PROVIDED RECORDS:
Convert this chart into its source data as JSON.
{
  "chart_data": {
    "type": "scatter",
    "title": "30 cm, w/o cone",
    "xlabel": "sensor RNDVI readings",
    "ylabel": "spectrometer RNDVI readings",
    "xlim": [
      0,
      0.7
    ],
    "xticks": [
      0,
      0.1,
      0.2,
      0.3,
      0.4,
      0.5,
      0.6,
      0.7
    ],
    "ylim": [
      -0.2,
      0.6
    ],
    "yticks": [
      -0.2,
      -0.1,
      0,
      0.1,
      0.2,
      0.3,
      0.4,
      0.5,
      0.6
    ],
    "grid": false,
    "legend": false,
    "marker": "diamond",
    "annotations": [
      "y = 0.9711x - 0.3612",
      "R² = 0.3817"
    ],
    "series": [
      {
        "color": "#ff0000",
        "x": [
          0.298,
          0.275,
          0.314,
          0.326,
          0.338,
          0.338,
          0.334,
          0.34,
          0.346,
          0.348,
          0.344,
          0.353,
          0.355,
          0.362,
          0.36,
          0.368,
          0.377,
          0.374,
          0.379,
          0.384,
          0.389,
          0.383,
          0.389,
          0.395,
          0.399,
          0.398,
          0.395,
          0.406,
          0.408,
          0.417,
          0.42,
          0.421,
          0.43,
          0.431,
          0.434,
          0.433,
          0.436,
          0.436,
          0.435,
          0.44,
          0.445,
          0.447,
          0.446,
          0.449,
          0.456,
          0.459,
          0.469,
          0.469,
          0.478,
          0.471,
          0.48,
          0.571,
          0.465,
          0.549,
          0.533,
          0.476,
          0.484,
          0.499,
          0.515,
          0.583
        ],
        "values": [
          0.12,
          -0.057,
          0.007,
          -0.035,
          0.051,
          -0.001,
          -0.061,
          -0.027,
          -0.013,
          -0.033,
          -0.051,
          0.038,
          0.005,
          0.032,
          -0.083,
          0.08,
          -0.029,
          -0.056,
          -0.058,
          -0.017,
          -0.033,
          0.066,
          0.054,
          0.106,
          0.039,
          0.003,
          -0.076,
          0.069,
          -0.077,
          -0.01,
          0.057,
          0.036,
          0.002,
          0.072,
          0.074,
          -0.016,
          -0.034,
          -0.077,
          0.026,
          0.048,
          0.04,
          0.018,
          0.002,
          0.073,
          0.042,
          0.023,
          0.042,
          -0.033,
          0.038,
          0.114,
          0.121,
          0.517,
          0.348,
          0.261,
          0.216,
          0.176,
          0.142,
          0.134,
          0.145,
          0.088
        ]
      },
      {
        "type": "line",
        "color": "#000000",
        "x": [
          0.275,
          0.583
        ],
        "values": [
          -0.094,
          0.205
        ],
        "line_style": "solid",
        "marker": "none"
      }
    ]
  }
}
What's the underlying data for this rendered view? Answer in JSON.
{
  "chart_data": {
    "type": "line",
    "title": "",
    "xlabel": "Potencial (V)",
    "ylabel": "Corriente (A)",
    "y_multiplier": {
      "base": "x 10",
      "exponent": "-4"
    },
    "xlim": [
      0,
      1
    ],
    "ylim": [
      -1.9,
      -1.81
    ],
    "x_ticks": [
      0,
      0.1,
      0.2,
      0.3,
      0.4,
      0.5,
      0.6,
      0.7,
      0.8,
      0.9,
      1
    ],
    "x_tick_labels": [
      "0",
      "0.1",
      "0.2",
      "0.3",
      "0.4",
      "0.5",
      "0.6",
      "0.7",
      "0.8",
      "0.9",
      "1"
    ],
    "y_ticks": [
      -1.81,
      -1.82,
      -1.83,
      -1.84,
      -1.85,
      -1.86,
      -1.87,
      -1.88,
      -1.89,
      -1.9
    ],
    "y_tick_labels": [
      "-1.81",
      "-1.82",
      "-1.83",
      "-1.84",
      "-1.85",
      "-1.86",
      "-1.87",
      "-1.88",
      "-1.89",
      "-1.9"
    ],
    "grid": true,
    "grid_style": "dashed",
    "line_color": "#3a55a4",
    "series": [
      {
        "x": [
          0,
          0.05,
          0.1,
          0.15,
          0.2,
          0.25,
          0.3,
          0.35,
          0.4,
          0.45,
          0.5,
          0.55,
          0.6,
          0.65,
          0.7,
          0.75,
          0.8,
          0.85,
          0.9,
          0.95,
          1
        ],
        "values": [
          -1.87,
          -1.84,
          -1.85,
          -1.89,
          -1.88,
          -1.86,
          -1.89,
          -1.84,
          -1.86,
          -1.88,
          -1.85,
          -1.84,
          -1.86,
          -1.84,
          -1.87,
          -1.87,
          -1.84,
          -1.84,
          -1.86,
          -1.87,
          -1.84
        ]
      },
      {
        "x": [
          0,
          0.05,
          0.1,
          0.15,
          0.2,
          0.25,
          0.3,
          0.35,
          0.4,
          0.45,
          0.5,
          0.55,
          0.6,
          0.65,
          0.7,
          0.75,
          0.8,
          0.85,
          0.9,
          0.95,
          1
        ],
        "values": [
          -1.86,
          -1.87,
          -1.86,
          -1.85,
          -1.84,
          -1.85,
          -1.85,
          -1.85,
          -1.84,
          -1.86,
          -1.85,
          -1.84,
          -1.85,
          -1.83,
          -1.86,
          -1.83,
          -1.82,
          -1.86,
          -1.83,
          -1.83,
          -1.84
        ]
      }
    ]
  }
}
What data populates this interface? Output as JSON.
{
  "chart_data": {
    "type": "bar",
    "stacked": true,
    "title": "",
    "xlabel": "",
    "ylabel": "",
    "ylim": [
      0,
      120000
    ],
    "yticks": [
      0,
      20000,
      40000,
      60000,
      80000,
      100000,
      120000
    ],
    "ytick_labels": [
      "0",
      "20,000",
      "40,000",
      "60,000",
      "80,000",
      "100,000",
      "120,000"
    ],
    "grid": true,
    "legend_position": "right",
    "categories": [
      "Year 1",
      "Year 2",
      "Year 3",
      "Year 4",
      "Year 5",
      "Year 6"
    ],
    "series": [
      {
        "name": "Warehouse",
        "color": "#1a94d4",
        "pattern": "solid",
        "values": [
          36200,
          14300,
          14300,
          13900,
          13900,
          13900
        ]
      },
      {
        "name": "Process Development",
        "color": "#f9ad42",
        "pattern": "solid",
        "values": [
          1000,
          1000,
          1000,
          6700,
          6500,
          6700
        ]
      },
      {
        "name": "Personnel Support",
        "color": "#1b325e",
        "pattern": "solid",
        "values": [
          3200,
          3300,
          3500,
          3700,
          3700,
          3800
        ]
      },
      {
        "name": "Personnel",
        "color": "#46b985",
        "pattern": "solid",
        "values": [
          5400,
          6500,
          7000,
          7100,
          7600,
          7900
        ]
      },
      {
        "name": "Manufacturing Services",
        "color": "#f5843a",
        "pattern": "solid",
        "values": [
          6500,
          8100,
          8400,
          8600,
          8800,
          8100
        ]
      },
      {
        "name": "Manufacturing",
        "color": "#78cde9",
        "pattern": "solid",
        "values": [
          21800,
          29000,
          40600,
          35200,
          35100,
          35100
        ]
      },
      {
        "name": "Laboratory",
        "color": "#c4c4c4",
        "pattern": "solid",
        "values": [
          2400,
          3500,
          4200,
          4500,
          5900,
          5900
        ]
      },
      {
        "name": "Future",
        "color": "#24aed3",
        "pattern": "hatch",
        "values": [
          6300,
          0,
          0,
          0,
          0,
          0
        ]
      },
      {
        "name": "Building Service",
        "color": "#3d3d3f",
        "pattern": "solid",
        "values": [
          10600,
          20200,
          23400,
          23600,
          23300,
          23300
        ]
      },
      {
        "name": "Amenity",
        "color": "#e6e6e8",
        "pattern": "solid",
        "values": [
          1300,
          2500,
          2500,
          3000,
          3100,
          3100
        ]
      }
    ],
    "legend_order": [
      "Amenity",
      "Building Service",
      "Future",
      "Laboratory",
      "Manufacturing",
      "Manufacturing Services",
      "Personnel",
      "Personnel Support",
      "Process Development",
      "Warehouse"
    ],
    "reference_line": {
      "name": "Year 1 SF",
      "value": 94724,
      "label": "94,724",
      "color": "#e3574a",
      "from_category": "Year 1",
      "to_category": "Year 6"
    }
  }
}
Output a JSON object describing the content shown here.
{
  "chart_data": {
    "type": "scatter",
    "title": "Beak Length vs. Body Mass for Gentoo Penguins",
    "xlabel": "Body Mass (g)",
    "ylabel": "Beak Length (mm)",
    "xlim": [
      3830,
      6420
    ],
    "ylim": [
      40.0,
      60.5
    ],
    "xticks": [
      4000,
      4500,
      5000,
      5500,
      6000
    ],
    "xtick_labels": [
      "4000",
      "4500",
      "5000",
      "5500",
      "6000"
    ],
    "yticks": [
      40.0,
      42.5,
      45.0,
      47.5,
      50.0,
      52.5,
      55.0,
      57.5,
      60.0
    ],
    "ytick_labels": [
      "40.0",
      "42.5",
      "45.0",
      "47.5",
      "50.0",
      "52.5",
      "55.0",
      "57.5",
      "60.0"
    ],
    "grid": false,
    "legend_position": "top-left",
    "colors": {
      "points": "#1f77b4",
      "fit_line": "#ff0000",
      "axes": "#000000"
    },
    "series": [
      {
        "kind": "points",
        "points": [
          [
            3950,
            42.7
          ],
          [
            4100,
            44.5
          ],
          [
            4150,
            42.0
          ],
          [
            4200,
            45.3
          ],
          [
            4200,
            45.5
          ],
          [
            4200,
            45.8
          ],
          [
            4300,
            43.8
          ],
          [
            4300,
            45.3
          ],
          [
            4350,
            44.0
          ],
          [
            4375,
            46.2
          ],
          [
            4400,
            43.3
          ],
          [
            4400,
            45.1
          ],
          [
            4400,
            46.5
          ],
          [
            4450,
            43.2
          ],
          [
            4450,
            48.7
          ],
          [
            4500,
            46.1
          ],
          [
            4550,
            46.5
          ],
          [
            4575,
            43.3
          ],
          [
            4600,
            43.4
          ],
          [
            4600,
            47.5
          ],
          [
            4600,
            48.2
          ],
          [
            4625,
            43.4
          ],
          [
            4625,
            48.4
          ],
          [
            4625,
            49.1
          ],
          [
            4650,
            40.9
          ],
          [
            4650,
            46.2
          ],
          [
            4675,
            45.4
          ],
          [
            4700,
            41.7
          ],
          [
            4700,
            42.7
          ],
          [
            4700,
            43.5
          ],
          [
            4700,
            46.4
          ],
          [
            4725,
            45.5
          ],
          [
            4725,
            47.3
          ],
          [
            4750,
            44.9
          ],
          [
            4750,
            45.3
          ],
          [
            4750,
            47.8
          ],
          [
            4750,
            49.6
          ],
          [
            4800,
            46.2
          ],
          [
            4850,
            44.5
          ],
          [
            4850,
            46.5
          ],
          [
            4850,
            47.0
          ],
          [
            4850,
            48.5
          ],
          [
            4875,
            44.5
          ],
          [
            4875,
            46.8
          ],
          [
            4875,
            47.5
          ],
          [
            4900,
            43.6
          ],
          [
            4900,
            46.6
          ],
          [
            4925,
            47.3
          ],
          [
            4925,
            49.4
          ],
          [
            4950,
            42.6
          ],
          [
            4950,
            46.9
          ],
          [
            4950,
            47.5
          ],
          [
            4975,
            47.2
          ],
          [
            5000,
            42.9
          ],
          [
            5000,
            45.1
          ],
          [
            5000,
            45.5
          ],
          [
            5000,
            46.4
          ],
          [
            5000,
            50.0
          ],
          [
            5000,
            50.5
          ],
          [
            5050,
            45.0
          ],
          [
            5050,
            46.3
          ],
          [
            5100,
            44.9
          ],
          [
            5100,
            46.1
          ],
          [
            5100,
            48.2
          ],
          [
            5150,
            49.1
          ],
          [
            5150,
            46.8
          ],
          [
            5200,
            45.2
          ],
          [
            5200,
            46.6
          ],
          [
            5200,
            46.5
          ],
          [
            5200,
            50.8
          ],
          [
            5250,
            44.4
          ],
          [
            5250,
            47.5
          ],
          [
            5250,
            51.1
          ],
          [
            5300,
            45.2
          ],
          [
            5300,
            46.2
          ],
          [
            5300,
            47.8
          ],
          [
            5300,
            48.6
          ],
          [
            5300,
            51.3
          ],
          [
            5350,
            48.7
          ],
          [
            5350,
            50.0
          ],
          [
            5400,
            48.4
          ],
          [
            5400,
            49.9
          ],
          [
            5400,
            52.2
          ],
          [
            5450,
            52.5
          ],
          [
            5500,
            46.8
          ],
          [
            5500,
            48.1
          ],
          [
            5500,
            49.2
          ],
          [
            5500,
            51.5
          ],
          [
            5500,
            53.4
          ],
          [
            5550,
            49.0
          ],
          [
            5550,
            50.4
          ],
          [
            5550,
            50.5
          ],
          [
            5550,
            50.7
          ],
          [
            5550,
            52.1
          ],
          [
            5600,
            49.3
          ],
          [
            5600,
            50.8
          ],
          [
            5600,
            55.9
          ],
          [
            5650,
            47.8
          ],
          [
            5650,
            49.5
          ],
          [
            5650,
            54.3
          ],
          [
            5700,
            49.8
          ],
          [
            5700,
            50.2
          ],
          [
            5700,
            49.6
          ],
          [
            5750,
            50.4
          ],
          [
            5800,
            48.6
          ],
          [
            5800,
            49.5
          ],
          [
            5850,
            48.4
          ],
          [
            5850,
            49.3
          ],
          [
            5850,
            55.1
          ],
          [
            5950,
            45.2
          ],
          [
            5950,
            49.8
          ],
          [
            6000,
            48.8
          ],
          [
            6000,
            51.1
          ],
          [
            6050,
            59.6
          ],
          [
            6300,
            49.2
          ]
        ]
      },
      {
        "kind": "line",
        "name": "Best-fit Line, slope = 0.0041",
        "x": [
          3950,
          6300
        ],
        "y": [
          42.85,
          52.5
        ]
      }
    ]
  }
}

WHAT TO PRODUCE: Collect the complete line wherever the string "Development" appears in the records.

TASK RESULT:
        "name": "Process Development",
      "Process Development",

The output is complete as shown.